**Records for this exercise**
:::::

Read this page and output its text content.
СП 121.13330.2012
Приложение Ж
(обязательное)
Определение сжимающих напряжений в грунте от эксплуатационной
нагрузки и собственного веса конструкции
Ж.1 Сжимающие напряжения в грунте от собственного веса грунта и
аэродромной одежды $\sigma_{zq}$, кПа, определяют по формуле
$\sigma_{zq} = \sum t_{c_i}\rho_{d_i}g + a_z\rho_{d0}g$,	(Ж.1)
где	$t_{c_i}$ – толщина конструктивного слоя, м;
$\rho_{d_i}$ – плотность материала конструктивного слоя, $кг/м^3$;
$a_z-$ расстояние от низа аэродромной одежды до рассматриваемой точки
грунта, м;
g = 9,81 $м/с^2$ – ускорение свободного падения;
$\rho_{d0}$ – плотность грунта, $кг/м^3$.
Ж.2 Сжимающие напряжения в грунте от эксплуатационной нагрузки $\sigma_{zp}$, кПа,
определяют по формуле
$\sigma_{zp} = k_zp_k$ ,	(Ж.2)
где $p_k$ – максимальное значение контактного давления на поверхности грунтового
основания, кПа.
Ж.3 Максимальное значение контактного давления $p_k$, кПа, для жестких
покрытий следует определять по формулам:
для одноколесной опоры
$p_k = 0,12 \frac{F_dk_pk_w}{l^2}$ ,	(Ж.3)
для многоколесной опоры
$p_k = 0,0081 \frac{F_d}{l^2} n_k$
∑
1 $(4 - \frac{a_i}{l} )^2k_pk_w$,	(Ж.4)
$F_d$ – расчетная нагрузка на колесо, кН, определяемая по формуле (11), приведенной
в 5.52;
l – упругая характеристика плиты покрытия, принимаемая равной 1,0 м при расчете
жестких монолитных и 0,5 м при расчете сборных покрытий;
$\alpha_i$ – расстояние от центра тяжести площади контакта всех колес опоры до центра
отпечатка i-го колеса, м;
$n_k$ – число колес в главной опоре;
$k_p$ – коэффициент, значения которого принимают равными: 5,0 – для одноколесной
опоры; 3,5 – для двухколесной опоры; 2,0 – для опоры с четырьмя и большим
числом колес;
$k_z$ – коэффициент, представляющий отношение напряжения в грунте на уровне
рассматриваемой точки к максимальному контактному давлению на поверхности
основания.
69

:::::

Retype every entry word for word.

Read this page and output its text content.
СП 121.13330.2012
Приложение Ж
(обязательное)
Определение сжимающих напряжений в грунте от эксплуатационной
нагрузки и собственного веса конструкции
Ж.1 Сжимающие напряжения в грунте от собственного веса грунта и
аэродромной одежды $\sigma_{zq}$, кПа, определяют по формуле
$\sigma_{zq} = \sum t_{c_i}\rho_{d_i}g + a_z\rho_{d0}g$,	(Ж.1)
где	$t_{c_i}$ – толщина конструктивного слоя, м;
$\rho_{d_i}$ – плотность материала конструктивного слоя, $кг/м^3$;
$a_z-$ расстояние от низа аэродромной одежды до рассматриваемой точки
грунта, м;
g = 9,81 $м/с^2$ – ускорение свободного падения;
$\rho_{d0}$ – плотность грунта, $кг/м^3$.
Ж.2 Сжимающие напряжения в грунте от эксплуатационной нагрузки $\sigma_{zp}$, кПа,
определяют по формуле
$\sigma_{zp} = k_zp_k$ ,	(Ж.2)
где $p_k$ – максимальное значение контактного давления на поверхности грунтового
основания, кПа.
Ж.3 Максимальное значение контактного давления $p_k$, кПа, для жестких
покрытий следует определять по формулам:
для одноколесной опоры
$p_k = 0,12 \frac{F_dk_pk_w}{l^2}$ ,	(Ж.3)
для многоколесной опоры
$p_k = 0,0081 \frac{F_d}{l^2} n_k$
∑
1 $(4 - \frac{a_i}{l} )^2k_pk_w$,	(Ж.4)
$F_d$ – расчетная нагрузка на колесо, кН, определяемая по формуле (11), приведенной
в 5.52;
l – упругая характеристика плиты покрытия, принимаемая равной 1,0 м при расчете
жестких монолитных и 0,5 м при расчете сборных покрытий;
$\alpha_i$ – расстояние от центра тяжести площади контакта всех колес опоры до центра
отпечатка i-го колеса, м;
$n_k$ – число колес в главной опоре;
$k_p$ – коэффициент, значения которого принимают равными: 5,0 – для одноколесной
опоры; 3,5 – для двухколесной опоры; 2,0 – для опоры с четырьмя и большим
числом колес;
$k_z$ – коэффициент, представляющий отношение напряжения в грунте на уровне
рассматриваемой точки к максимальному контактному давлению на поверхности
основания.
69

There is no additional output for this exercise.